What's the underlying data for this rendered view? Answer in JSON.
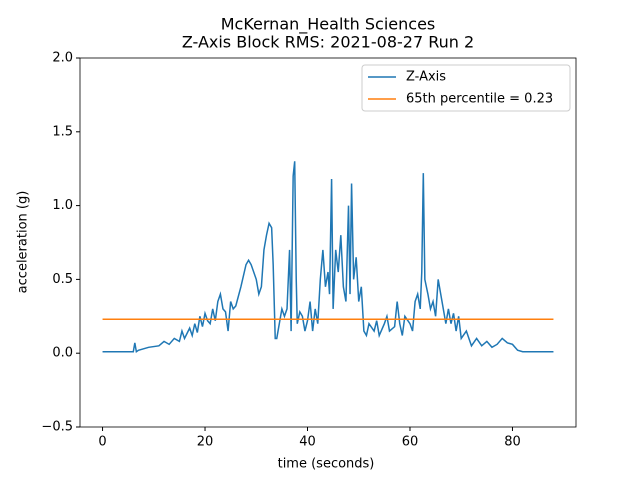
{
  "chart_data": {
    "type": "line",
    "title": "McKernan_Health Sciences",
    "subtitle": "Z-Axis Block RMS: 2021-08-27 Run 2",
    "x_label": "time (seconds)",
    "y_label": "acceleration (g)",
    "xlim": [
      -4.4,
      92.4
    ],
    "ylim": [
      -0.5,
      2.0
    ],
    "xticks": [
      0,
      20,
      40,
      60,
      80
    ],
    "yticks": [
      {
        "value": -0.5,
        "label": "−0.5"
      },
      {
        "value": 0,
        "label": "0.0"
      },
      0.5,
      {
        "value": 1.0,
        "label": "1.0"
      },
      1.5,
      {
        "value": 2.0,
        "label": "2.0"
      }
    ],
    "legend": "upper right",
    "series": [
      {
        "name": "Z-Axis",
        "color": "#1f77b4",
        "x": [
          0,
          6,
          6.3,
          6.6,
          7,
          9,
          11,
          12,
          13,
          14,
          15,
          15.5,
          16,
          17,
          17.5,
          18,
          18.5,
          19,
          19.5,
          20,
          20.5,
          21,
          21.5,
          22,
          22.5,
          23,
          23.5,
          24,
          24.5,
          25,
          25.5,
          26,
          27,
          28,
          28.5,
          29,
          30,
          30.5,
          31,
          31.5,
          32,
          32.5,
          33,
          33.3,
          33.7,
          34,
          34.5,
          35,
          35.5,
          36,
          36.5,
          36.8,
          37.2,
          37.5,
          37.8,
          38,
          38.5,
          39,
          39.5,
          40,
          40.5,
          41,
          41.5,
          42,
          42.5,
          43,
          43.5,
          44,
          44.3,
          44.7,
          45,
          45.5,
          46,
          46.5,
          47,
          47.5,
          48,
          48.3,
          48.6,
          49,
          49.5,
          50,
          50.5,
          51,
          51.5,
          52,
          53,
          53.5,
          54,
          55,
          55.5,
          56,
          57,
          57.5,
          58,
          58.5,
          59,
          60,
          60.5,
          61,
          61.5,
          62,
          62.3,
          62.6,
          62.9,
          63.5,
          64,
          64.5,
          65,
          65.5,
          66,
          66.5,
          67,
          67.5,
          68,
          68.5,
          69,
          69.5,
          70,
          71,
          72,
          73,
          74,
          75,
          76,
          77,
          78,
          79,
          80,
          81,
          82,
          88
        ],
        "values": [
          0.01,
          0.01,
          0.07,
          0.01,
          0.02,
          0.04,
          0.05,
          0.08,
          0.06,
          0.1,
          0.08,
          0.15,
          0.1,
          0.17,
          0.12,
          0.2,
          0.14,
          0.25,
          0.18,
          0.27,
          0.22,
          0.2,
          0.3,
          0.22,
          0.35,
          0.4,
          0.3,
          0.28,
          0.15,
          0.35,
          0.3,
          0.32,
          0.45,
          0.6,
          0.63,
          0.6,
          0.5,
          0.4,
          0.45,
          0.7,
          0.8,
          0.88,
          0.85,
          0.6,
          0.1,
          0.1,
          0.2,
          0.3,
          0.25,
          0.3,
          0.7,
          0.15,
          1.2,
          1.3,
          0.5,
          0.2,
          0.28,
          0.25,
          0.15,
          0.22,
          0.35,
          0.15,
          0.3,
          0.2,
          0.5,
          0.7,
          0.45,
          0.55,
          0.4,
          1.18,
          0.3,
          0.7,
          0.55,
          0.8,
          0.45,
          0.35,
          1.0,
          0.4,
          1.15,
          0.5,
          0.65,
          0.35,
          0.45,
          0.15,
          0.12,
          0.2,
          0.15,
          0.22,
          0.12,
          0.2,
          0.25,
          0.15,
          0.18,
          0.35,
          0.2,
          0.12,
          0.25,
          0.2,
          0.15,
          0.35,
          0.4,
          0.3,
          0.55,
          1.22,
          0.5,
          0.4,
          0.3,
          0.35,
          0.25,
          0.5,
          0.4,
          0.3,
          0.2,
          0.3,
          0.2,
          0.27,
          0.15,
          0.25,
          0.1,
          0.15,
          0.05,
          0.1,
          0.05,
          0.08,
          0.04,
          0.06,
          0.1,
          0.07,
          0.06,
          0.02,
          0.01,
          0.01
        ]
      },
      {
        "name": "65th percentile = 0.23",
        "color": "#ff7f0e",
        "x": [
          0,
          88
        ],
        "values": [
          0.23,
          0.23
        ]
      }
    ]
  }
}
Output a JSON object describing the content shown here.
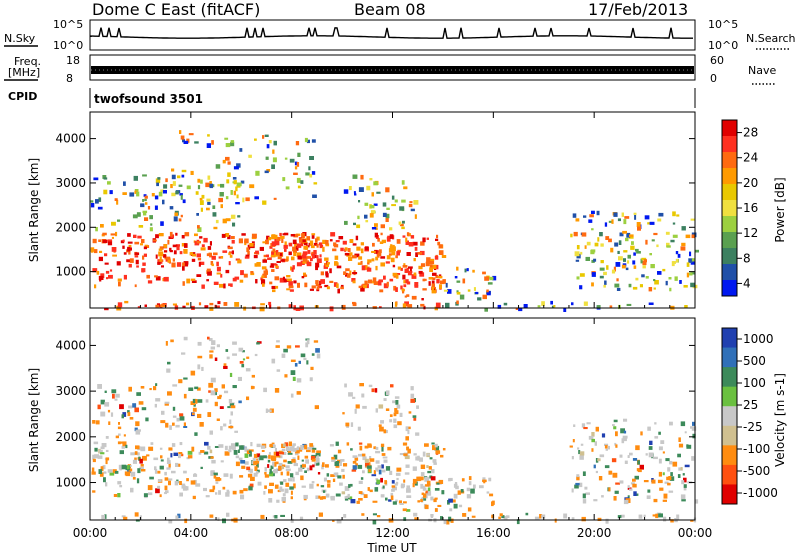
{
  "header": {
    "station": "Dome C East (fitACF)",
    "beam": "Beam 08",
    "date": "17/Feb/2013"
  },
  "top_panels": {
    "nsky_label": "N.Sky",
    "nsky_ticks": [
      "10^5",
      "10^0"
    ],
    "nsearch_label": "N.Search",
    "nsearch_ticks": [
      "10^5",
      "10^0"
    ],
    "freq_label_1": "Freq.",
    "freq_label_2": "[MHz]",
    "freq_ticks": [
      "18",
      "8"
    ],
    "nave_label": "Nave",
    "nave_ticks": [
      "60",
      "0"
    ],
    "cpid_label": "CPID",
    "cpid_value": "twofsound 3501"
  },
  "chart_data": [
    {
      "type": "heatmap",
      "name": "power",
      "ylabel": "Slant Range [km]",
      "yticks": [
        "1000",
        "2000",
        "3000",
        "4000"
      ],
      "colorbar_label": "Power [dB]",
      "colorbar_ticks": [
        "28",
        "24",
        "20",
        "16",
        "12",
        "8",
        "4"
      ],
      "colorbar_colors": [
        "#e00000",
        "#ff3020",
        "#ff6a10",
        "#ff9a00",
        "#e9c800",
        "#f0e040",
        "#9cd040",
        "#5aa050",
        "#3c8060",
        "#2050a8",
        "#0018f0"
      ]
    },
    {
      "type": "heatmap",
      "name": "velocity",
      "ylabel": "Slant Range [km]",
      "yticks": [
        "1000",
        "2000",
        "3000",
        "4000"
      ],
      "colorbar_label": "Velocity [m s-1]",
      "colorbar_ticks": [
        "1000",
        "500",
        "100",
        "25",
        "-25",
        "-100",
        "-500",
        "-1000"
      ],
      "colorbar_colors": [
        "#2040b0",
        "#3070b8",
        "#3c8a5a",
        "#6ac040",
        "#c8c8c8",
        "#d0c090",
        "#ff8c10",
        "#ff5010",
        "#e00000"
      ]
    }
  ],
  "xaxis": {
    "label": "Time UT",
    "ticks": [
      "00:00",
      "04:00",
      "08:00",
      "12:00",
      "16:00",
      "20:00",
      "00:00"
    ]
  }
}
☆ ☆ ☆
§ REQUEST
A faithful copy of the records above is needed, with the pictures left out.

§ SOLUTION BELOW
What's the underlying data for this rendered view? Answer in JSON.
{
  "chart_data": {
    "type": "line",
    "title": "McKernan_Health Sciences",
    "subtitle": "Z-Axis Block RMS: 2021-08-27 Run 2",
    "x_label": "time (seconds)",
    "y_label": "acceleration (g)",
    "xlim": [
      -4.4,
      92.4
    ],
    "ylim": [
      -0.5,
      2.0
    ],
    "xticks": [
      0,
      20,
      40,
      60,
      80
    ],
    "yticks": [
      {
        "value": -0.5,
        "label": "−0.5"
      },
      {
        "value": 0,
        "label": "0.0"
      },
      0.5,
      {
        "value": 1.0,
        "label": "1.0"
      },
      1.5,
      {
        "value": 2.0,
        "label": "2.0"
      }
    ],
    "legend": "upper right",
    "series": [
      {
        "name": "Z-Axis",
        "color": "#1f77b4",
        "x": [
          0,
          6,
          6.3,
          6.6,
          7,
          9,
          11,
          12,
          13,
          14,
          15,
          15.5,
          16,
          17,
          17.5,
          18,
          18.5,
          19,
          19.5,
          20,
          20.5,
          21,
          21.5,
          22,
          22.5,
          23,
          23.5,
          24,
          24.5,
          25,
          25.5,
          26,
          27,
          28,
          28.5,
          29,
          30,
          30.5,
          31,
          31.5,
          32,
          32.5,
          33,
          33.3,
          33.7,
          34,
          34.5,
          35,
          35.5,
          36,
          36.5,
          36.8,
          37.2,
          37.5,
          37.8,
          38,
          38.5,
          39,
          39.5,
          40,
          40.5,
          41,
          41.5,
          42,
          42.5,
          43,
          43.5,
          44,
          44.3,
          44.7,
          45,
          45.5,
          46,
          46.5,
          47,
          47.5,
          48,
          48.3,
          48.6,
          49,
          49.5,
          50,
          50.5,
          51,
          51.5,
          52,
          53,
          53.5,
          54,
          55,
          55.5,
          56,
          57,
          57.5,
          58,
          58.5,
          59,
          60,
          60.5,
          61,
          61.5,
          62,
          62.3,
          62.6,
          62.9,
          63.5,
          64,
          64.5,
          65,
          65.5,
          66,
          66.5,
          67,
          67.5,
          68,
          68.5,
          69,
          69.5,
          70,
          71,
          72,
          73,
          74,
          75,
          76,
          77,
          78,
          79,
          80,
          81,
          82,
          88
        ],
        "values": [
          0.01,
          0.01,
          0.07,
          0.01,
          0.02,
          0.04,
          0.05,
          0.08,
          0.06,
          0.1,
          0.08,
          0.15,
          0.1,
          0.17,
          0.12,
          0.2,
          0.14,
          0.25,
          0.18,
          0.27,
          0.22,
          0.2,
          0.3,
          0.22,
          0.35,
          0.4,
          0.3,
          0.28,
          0.15,
          0.35,
          0.3,
          0.32,
          0.45,
          0.6,
          0.63,
          0.6,
          0.5,
          0.4,
          0.45,
          0.7,
          0.8,
          0.88,
          0.85,
          0.6,
          0.1,
          0.1,
          0.2,
          0.3,
          0.25,
          0.3,
          0.7,
          0.15,
          1.2,
          1.3,
          0.5,
          0.2,
          0.28,
          0.25,
          0.15,
          0.22,
          0.35,
          0.15,
          0.3,
          0.2,
          0.5,
          0.7,
          0.45,
          0.55,
          0.4,
          1.18,
          0.3,
          0.7,
          0.55,
          0.8,
          0.45,
          0.35,
          1.0,
          0.4,
          1.15,
          0.5,
          0.65,
          0.35,
          0.45,
          0.15,
          0.12,
          0.2,
          0.15,
          0.22,
          0.12,
          0.2,
          0.25,
          0.15,
          0.18,
          0.35,
          0.2,
          0.12,
          0.25,
          0.2,
          0.15,
          0.35,
          0.4,
          0.3,
          0.55,
          1.22,
          0.5,
          0.4,
          0.3,
          0.35,
          0.25,
          0.5,
          0.4,
          0.3,
          0.2,
          0.3,
          0.2,
          0.27,
          0.15,
          0.25,
          0.1,
          0.15,
          0.05,
          0.1,
          0.05,
          0.08,
          0.04,
          0.06,
          0.1,
          0.07,
          0.06,
          0.02,
          0.01,
          0.01
        ]
      },
      {
        "name": "65th percentile = 0.23",
        "color": "#ff7f0e",
        "x": [
          0,
          88
        ],
        "values": [
          0.23,
          0.23
        ]
      }
    ]
  }
}
Output a JSON object describing the content shown here.
{
  "header": {
    "station": "Dome C East (fitACF)",
    "beam": "Beam 08",
    "date": "17/Feb/2013"
  },
  "top_panels": {
    "nsky_label": "N.Sky",
    "nsky_ticks": [
      "10^5",
      "10^0"
    ],
    "nsearch_label": "N.Search",
    "nsearch_ticks": [
      "10^5",
      "10^0"
    ],
    "freq_label_1": "Freq.",
    "freq_label_2": "[MHz]",
    "freq_ticks": [
      "18",
      "8"
    ],
    "nave_label": "Nave",
    "nave_ticks": [
      "60",
      "0"
    ],
    "cpid_label": "CPID",
    "cpid_value": "twofsound 3501"
  },
  "chart_data": [
    {
      "type": "heatmap",
      "name": "power",
      "ylabel": "Slant Range [km]",
      "yticks": [
        "1000",
        "2000",
        "3000",
        "4000"
      ],
      "colorbar_label": "Power [dB]",
      "colorbar_ticks": [
        "28",
        "24",
        "20",
        "16",
        "12",
        "8",
        "4"
      ],
      "colorbar_colors": [
        "#e00000",
        "#ff3020",
        "#ff6a10",
        "#ff9a00",
        "#e9c800",
        "#f0e040",
        "#9cd040",
        "#5aa050",
        "#3c8060",
        "#2050a8",
        "#0018f0"
      ]
    },
    {
      "type": "heatmap",
      "name": "velocity",
      "ylabel": "Slant Range [km]",
      "yticks": [
        "1000",
        "2000",
        "3000",
        "4000"
      ],
      "colorbar_label": "Velocity [m s-1]",
      "colorbar_ticks": [
        "1000",
        "500",
        "100",
        "25",
        "-25",
        "-100",
        "-500",
        "-1000"
      ],
      "colorbar_colors": [
        "#2040b0",
        "#3070b8",
        "#3c8a5a",
        "#6ac040",
        "#c8c8c8",
        "#d0c090",
        "#ff8c10",
        "#ff5010",
        "#e00000"
      ]
    }
  ],
  "xaxis": {
    "label": "Time UT",
    "ticks": [
      "00:00",
      "04:00",
      "08:00",
      "12:00",
      "16:00",
      "20:00",
      "00:00"
    ]
  }
}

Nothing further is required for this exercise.